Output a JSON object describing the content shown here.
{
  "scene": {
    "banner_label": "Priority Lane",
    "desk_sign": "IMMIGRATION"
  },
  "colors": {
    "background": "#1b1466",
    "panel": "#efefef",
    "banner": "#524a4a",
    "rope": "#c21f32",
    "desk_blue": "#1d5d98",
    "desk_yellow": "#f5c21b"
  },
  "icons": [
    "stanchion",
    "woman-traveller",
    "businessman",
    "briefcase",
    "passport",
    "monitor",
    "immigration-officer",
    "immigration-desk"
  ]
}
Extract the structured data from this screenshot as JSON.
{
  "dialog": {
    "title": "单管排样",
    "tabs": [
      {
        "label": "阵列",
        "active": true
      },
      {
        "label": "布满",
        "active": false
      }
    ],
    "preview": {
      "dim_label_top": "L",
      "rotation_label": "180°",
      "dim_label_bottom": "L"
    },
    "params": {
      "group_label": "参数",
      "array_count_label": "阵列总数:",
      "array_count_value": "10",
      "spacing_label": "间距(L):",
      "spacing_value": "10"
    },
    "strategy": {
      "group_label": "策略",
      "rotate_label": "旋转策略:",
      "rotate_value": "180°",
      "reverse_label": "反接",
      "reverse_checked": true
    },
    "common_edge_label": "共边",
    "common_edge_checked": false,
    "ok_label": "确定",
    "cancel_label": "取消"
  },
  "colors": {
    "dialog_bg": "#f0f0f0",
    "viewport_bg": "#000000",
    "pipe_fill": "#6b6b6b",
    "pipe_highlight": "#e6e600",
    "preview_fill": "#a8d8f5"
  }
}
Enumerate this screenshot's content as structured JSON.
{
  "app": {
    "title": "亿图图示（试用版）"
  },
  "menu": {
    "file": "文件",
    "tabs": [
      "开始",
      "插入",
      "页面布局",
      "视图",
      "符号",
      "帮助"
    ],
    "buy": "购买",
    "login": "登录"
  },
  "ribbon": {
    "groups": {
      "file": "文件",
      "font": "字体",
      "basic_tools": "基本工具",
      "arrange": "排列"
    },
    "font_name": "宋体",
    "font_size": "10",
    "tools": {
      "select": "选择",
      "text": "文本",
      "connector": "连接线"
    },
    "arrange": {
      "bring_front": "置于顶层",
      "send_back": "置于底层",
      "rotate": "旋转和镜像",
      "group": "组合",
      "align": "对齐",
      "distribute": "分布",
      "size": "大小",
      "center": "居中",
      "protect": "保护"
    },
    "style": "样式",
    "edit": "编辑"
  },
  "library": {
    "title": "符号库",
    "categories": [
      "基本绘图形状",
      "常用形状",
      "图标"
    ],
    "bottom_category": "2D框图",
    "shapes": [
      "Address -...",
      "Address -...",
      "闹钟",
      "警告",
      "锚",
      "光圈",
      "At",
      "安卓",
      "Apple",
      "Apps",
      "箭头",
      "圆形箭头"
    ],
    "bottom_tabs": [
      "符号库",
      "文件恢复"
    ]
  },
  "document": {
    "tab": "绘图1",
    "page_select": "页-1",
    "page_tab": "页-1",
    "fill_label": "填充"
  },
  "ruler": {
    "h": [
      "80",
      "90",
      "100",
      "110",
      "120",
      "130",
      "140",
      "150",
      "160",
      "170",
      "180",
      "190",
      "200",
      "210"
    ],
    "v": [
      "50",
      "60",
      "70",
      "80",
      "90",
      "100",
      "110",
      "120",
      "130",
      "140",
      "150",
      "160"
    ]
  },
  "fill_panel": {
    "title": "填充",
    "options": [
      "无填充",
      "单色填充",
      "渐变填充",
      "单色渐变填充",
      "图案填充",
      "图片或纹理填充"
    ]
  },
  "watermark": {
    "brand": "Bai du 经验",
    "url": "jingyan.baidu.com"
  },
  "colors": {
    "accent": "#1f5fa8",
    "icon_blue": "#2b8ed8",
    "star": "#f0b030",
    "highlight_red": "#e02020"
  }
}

=== Stated exercise ===
Make an exact copy of the listing, including every line.

=== Task output ===
Output a JSON object describing the content shown here.
{
  "scene": {
    "banner_label": "Priority Lane",
    "desk_sign": "IMMIGRATION"
  },
  "colors": {
    "background": "#1b1466",
    "panel": "#efefef",
    "banner": "#524a4a",
    "rope": "#c21f32",
    "desk_blue": "#1d5d98",
    "desk_yellow": "#f5c21b"
  },
  "icons": [
    "stanchion",
    "woman-traveller",
    "businessman",
    "briefcase",
    "passport",
    "monitor",
    "immigration-officer",
    "immigration-desk"
  ]
}
Extract the structured data from this screenshot as JSON.
{
  "dialog": {
    "title": "单管排样",
    "tabs": [
      {
        "label": "阵列",
        "active": true
      },
      {
        "label": "布满",
        "active": false
      }
    ],
    "preview": {
      "dim_label_top": "L",
      "rotation_label": "180°",
      "dim_label_bottom": "L"
    },
    "params": {
      "group_label": "参数",
      "array_count_label": "阵列总数:",
      "array_count_value": "10",
      "spacing_label": "间距(L):",
      "spacing_value": "10"
    },
    "strategy": {
      "group_label": "策略",
      "rotate_label": "旋转策略:",
      "rotate_value": "180°",
      "reverse_label": "反接",
      "reverse_checked": true
    },
    "common_edge_label": "共边",
    "common_edge_checked": false,
    "ok_label": "确定",
    "cancel_label": "取消"
  },
  "colors": {
    "dialog_bg": "#f0f0f0",
    "viewport_bg": "#000000",
    "pipe_fill": "#6b6b6b",
    "pipe_highlight": "#e6e600",
    "preview_fill": "#a8d8f5"
  }
}
Enumerate this screenshot's content as structured JSON.
{
  "app": {
    "title": "亿图图示（试用版）"
  },
  "menu": {
    "file": "文件",
    "tabs": [
      "开始",
      "插入",
      "页面布局",
      "视图",
      "符号",
      "帮助"
    ],
    "buy": "购买",
    "login": "登录"
  },
  "ribbon": {
    "groups": {
      "file": "文件",
      "font": "字体",
      "basic_tools": "基本工具",
      "arrange": "排列"
    },
    "font_name": "宋体",
    "font_size": "10",
    "tools": {
      "select": "选择",
      "text": "文本",
      "connector": "连接线"
    },
    "arrange": {
      "bring_front": "置于顶层",
      "send_back": "置于底层",
      "rotate": "旋转和镜像",
      "group": "组合",
      "align": "对齐",
      "distribute": "分布",
      "size": "大小",
      "center": "居中",
      "protect": "保护"
    },
    "style": "样式",
    "edit": "编辑"
  },
  "library": {
    "title": "符号库",
    "categories": [
      "基本绘图形状",
      "常用形状",
      "图标"
    ],
    "bottom_category": "2D框图",
    "shapes": [
      "Address -...",
      "Address -...",
      "闹钟",
      "警告",
      "锚",
      "光圈",
      "At",
      "安卓",
      "Apple",
      "Apps",
      "箭头",
      "圆形箭头"
    ],
    "bottom_tabs": [
      "符号库",
      "文件恢复"
    ]
  },
  "document": {
    "tab": "绘图1",
    "page_select": "页-1",
    "page_tab": "页-1",
    "fill_label": "填充"
  },
  "ruler": {
    "h": [
      "80",
      "90",
      "100",
      "110",
      "120",
      "130",
      "140",
      "150",
      "160",
      "170",
      "180",
      "190",
      "200",
      "210"
    ],
    "v": [
      "50",
      "60",
      "70",
      "80",
      "90",
      "100",
      "110",
      "120",
      "130",
      "140",
      "150",
      "160"
    ]
  },
  "fill_panel": {
    "title": "填充",
    "options": [
      "无填充",
      "单色填充",
      "渐变填充",
      "单色渐变填充",
      "图案填充",
      "图片或纹理填充"
    ]
  },
  "watermark": {
    "brand": "Bai du 经验",
    "url": "jingyan.baidu.com"
  },
  "colors": {
    "accent": "#1f5fa8",
    "icon_blue": "#2b8ed8",
    "star": "#f0b030",
    "highlight_red": "#e02020"
  }
}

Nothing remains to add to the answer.